___ Material provided ___

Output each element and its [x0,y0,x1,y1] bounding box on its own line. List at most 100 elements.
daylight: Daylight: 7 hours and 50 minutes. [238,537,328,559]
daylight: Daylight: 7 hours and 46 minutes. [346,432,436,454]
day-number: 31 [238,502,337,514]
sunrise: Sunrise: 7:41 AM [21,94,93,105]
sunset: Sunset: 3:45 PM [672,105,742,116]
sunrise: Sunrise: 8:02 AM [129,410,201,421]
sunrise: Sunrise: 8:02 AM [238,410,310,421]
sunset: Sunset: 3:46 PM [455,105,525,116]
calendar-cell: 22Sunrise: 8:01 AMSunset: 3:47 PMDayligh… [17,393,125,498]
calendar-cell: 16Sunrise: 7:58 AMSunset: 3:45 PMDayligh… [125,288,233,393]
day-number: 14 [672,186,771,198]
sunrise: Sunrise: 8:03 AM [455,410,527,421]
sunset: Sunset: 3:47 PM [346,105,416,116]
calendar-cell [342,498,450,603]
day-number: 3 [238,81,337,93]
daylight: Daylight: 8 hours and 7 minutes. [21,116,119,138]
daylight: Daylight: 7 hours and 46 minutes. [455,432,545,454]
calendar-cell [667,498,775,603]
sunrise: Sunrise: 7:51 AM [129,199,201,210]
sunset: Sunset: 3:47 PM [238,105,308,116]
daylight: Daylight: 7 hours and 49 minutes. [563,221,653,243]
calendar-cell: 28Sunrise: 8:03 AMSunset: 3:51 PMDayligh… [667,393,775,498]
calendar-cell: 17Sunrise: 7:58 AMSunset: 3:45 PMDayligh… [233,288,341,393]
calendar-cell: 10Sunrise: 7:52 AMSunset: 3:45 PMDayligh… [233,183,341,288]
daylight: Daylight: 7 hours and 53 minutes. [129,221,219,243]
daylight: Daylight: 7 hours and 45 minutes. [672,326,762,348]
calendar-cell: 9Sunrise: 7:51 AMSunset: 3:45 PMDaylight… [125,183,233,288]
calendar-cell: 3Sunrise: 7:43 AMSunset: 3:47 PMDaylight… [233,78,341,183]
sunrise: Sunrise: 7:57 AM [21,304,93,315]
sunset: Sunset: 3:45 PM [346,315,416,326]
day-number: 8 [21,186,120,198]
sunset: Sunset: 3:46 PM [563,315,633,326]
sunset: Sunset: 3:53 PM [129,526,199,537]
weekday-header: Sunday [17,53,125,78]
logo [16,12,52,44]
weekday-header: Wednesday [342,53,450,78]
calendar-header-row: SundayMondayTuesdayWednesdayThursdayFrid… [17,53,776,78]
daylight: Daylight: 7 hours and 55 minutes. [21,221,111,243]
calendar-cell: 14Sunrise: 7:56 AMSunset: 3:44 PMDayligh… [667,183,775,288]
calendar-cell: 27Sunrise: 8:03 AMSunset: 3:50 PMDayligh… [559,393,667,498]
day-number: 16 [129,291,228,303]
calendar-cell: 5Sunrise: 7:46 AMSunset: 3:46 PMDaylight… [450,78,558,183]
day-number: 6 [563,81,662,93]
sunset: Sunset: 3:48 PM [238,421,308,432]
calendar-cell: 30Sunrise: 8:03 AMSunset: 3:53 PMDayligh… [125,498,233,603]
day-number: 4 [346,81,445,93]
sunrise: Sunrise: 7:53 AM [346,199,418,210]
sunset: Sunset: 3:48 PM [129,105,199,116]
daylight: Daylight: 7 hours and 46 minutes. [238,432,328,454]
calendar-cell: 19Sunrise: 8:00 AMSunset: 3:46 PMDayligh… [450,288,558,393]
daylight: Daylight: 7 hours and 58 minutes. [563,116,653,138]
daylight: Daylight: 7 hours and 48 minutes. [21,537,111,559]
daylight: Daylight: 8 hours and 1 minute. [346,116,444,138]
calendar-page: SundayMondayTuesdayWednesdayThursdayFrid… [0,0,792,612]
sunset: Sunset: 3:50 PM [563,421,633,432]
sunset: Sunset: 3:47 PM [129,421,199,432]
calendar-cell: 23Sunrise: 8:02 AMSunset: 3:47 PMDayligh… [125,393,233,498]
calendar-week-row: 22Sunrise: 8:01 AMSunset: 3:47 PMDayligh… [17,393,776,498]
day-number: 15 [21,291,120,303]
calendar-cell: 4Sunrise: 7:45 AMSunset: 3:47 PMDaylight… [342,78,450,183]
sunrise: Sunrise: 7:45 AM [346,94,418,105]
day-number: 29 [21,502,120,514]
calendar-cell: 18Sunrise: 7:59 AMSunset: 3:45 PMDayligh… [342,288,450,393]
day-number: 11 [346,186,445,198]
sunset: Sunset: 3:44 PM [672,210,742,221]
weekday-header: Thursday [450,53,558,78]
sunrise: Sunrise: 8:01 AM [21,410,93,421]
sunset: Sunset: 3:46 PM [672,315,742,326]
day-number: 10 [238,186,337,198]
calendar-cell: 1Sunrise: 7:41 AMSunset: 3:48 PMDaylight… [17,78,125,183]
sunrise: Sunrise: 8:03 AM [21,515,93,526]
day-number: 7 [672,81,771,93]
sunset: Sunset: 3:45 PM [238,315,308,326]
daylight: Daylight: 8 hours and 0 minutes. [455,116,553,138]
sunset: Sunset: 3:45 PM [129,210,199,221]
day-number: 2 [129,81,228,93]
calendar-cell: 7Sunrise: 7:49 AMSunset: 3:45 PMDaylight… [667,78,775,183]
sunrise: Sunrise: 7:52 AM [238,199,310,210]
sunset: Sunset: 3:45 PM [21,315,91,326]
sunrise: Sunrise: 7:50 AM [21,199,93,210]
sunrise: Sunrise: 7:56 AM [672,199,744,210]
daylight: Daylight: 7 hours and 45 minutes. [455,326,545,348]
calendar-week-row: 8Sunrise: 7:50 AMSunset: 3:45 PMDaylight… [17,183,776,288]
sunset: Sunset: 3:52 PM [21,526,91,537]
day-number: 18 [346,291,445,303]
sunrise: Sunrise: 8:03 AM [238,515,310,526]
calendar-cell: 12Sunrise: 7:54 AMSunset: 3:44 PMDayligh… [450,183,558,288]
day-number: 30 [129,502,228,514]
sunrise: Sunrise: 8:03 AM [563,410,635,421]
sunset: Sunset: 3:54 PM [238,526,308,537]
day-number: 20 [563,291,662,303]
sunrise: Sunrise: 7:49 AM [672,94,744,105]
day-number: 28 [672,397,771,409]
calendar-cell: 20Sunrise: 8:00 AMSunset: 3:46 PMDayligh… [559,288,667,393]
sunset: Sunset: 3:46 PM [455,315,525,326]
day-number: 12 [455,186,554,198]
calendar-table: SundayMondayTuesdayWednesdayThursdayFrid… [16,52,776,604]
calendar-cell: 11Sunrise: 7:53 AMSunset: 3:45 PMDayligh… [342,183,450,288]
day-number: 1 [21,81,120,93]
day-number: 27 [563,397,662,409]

___

Reproduce every line of the listing above without changing anything.

Output each element and its [x0,y0,x1,y1] bounding box on its own line. List at most 100 elements.
daylight: Daylight: 7 hours and 50 minutes. [238,537,328,559]
daylight: Daylight: 7 hours and 46 minutes. [346,432,436,454]
day-number: 31 [238,502,337,514]
sunrise: Sunrise: 7:41 AM [21,94,93,105]
sunset: Sunset: 3:45 PM [672,105,742,116]
sunrise: Sunrise: 8:02 AM [129,410,201,421]
sunrise: Sunrise: 8:02 AM [238,410,310,421]
sunset: Sunset: 3:46 PM [455,105,525,116]
calendar-cell: 22Sunrise: 8:01 AMSunset: 3:47 PMDayligh… [17,393,125,498]
calendar-cell: 16Sunrise: 7:58 AMSunset: 3:45 PMDayligh… [125,288,233,393]
day-number: 14 [672,186,771,198]
sunrise: Sunrise: 8:03 AM [455,410,527,421]
sunset: Sunset: 3:47 PM [346,105,416,116]
calendar-cell [342,498,450,603]
day-number: 3 [238,81,337,93]
daylight: Daylight: 8 hours and 7 minutes. [21,116,119,138]
daylight: Daylight: 7 hours and 46 minutes. [455,432,545,454]
calendar-cell [667,498,775,603]
sunrise: Sunrise: 7:51 AM [129,199,201,210]
sunset: Sunset: 3:47 PM [238,105,308,116]
daylight: Daylight: 7 hours and 49 minutes. [563,221,653,243]
calendar-cell: 28Sunrise: 8:03 AMSunset: 3:51 PMDayligh… [667,393,775,498]
calendar-cell: 17Sunrise: 7:58 AMSunset: 3:45 PMDayligh… [233,288,341,393]
calendar-cell: 10Sunrise: 7:52 AMSunset: 3:45 PMDayligh… [233,183,341,288]
daylight: Daylight: 7 hours and 53 minutes. [129,221,219,243]
daylight: Daylight: 7 hours and 45 minutes. [672,326,762,348]
calendar-cell: 9Sunrise: 7:51 AMSunset: 3:45 PMDaylight… [125,183,233,288]
calendar-cell: 3Sunrise: 7:43 AMSunset: 3:47 PMDaylight… [233,78,341,183]
sunrise: Sunrise: 7:57 AM [21,304,93,315]
sunset: Sunset: 3:45 PM [346,315,416,326]
day-number: 8 [21,186,120,198]
sunset: Sunset: 3:46 PM [563,315,633,326]
sunset: Sunset: 3:53 PM [129,526,199,537]
weekday-header: Sunday [17,53,125,78]
logo [16,12,52,44]
weekday-header: Wednesday [342,53,450,78]
calendar-header-row: SundayMondayTuesdayWednesdayThursdayFrid… [17,53,776,78]
daylight: Daylight: 7 hours and 55 minutes. [21,221,111,243]
calendar-cell: 14Sunrise: 7:56 AMSunset: 3:44 PMDayligh… [667,183,775,288]
calendar-cell: 27Sunrise: 8:03 AMSunset: 3:50 PMDayligh… [559,393,667,498]
day-number: 16 [129,291,228,303]
calendar-cell: 5Sunrise: 7:46 AMSunset: 3:46 PMDaylight… [450,78,558,183]
day-number: 6 [563,81,662,93]
sunset: Sunset: 3:48 PM [238,421,308,432]
calendar-cell: 30Sunrise: 8:03 AMSunset: 3:53 PMDayligh… [125,498,233,603]
day-number: 4 [346,81,445,93]
sunrise: Sunrise: 7:53 AM [346,199,418,210]
sunset: Sunset: 3:48 PM [129,105,199,116]
daylight: Daylight: 7 hours and 46 minutes. [238,432,328,454]
calendar-cell: 19Sunrise: 8:00 AMSunset: 3:46 PMDayligh… [450,288,558,393]
daylight: Daylight: 7 hours and 58 minutes. [563,116,653,138]
daylight: Daylight: 7 hours and 48 minutes. [21,537,111,559]
daylight: Daylight: 8 hours and 1 minute. [346,116,444,138]
calendar-page: SundayMondayTuesdayWednesdayThursdayFrid… [0,0,792,612]
sunset: Sunset: 3:50 PM [563,421,633,432]
sunset: Sunset: 3:47 PM [129,421,199,432]
calendar-cell: 23Sunrise: 8:02 AMSunset: 3:47 PMDayligh… [125,393,233,498]
calendar-week-row: 22Sunrise: 8:01 AMSunset: 3:47 PMDayligh… [17,393,776,498]
day-number: 15 [21,291,120,303]
calendar-cell: 4Sunrise: 7:45 AMSunset: 3:47 PMDaylight… [342,78,450,183]
sunrise: Sunrise: 7:45 AM [346,94,418,105]
day-number: 29 [21,502,120,514]
calendar-cell: 18Sunrise: 7:59 AMSunset: 3:45 PMDayligh… [342,288,450,393]
day-number: 11 [346,186,445,198]
sunset: Sunset: 3:44 PM [672,210,742,221]
weekday-header: Thursday [450,53,558,78]
sunrise: Sunrise: 8:01 AM [21,410,93,421]
sunset: Sunset: 3:46 PM [672,315,742,326]
day-number: 10 [238,186,337,198]
calendar-cell: 1Sunrise: 7:41 AMSunset: 3:48 PMDaylight… [17,78,125,183]
sunrise: Sunrise: 8:03 AM [21,515,93,526]
day-number: 7 [672,81,771,93]
sunset: Sunset: 3:45 PM [238,315,308,326]
daylight: Daylight: 8 hours and 0 minutes. [455,116,553,138]
sunset: Sunset: 3:45 PM [129,210,199,221]
day-number: 2 [129,81,228,93]
calendar-cell: 7Sunrise: 7:49 AMSunset: 3:45 PMDaylight… [667,78,775,183]
sunrise: Sunrise: 7:52 AM [238,199,310,210]
sunset: Sunset: 3:45 PM [21,315,91,326]
sunrise: Sunrise: 7:50 AM [21,199,93,210]
sunrise: Sunrise: 7:56 AM [672,199,744,210]
daylight: Daylight: 7 hours and 45 minutes. [455,326,545,348]
calendar-week-row: 8Sunrise: 7:50 AMSunset: 3:45 PMDaylight… [17,183,776,288]
sunset: Sunset: 3:52 PM [21,526,91,537]
day-number: 18 [346,291,445,303]
sunrise: Sunrise: 8:03 AM [238,515,310,526]
calendar-cell: 12Sunrise: 7:54 AMSunset: 3:44 PMDayligh… [450,183,558,288]
day-number: 30 [129,502,228,514]
sunrise: Sunrise: 8:03 AM [563,410,635,421]
sunset: Sunset: 3:54 PM [238,526,308,537]
day-number: 20 [563,291,662,303]
sunrise: Sunrise: 7:49 AM [672,94,744,105]
day-number: 28 [672,397,771,409]
calendar-cell: 20Sunrise: 8:00 AMSunset: 3:46 PMDayligh… [559,288,667,393]
sunset: Sunset: 3:46 PM [455,315,525,326]
day-number: 12 [455,186,554,198]
calendar-table: SundayMondayTuesdayWednesdayThursdayFrid… [16,52,776,604]
calendar-cell: 11Sunrise: 7:53 AMSunset: 3:45 PMDayligh… [342,183,450,288]
day-number: 1 [21,81,120,93]
day-number: 27 [563,397,662,409]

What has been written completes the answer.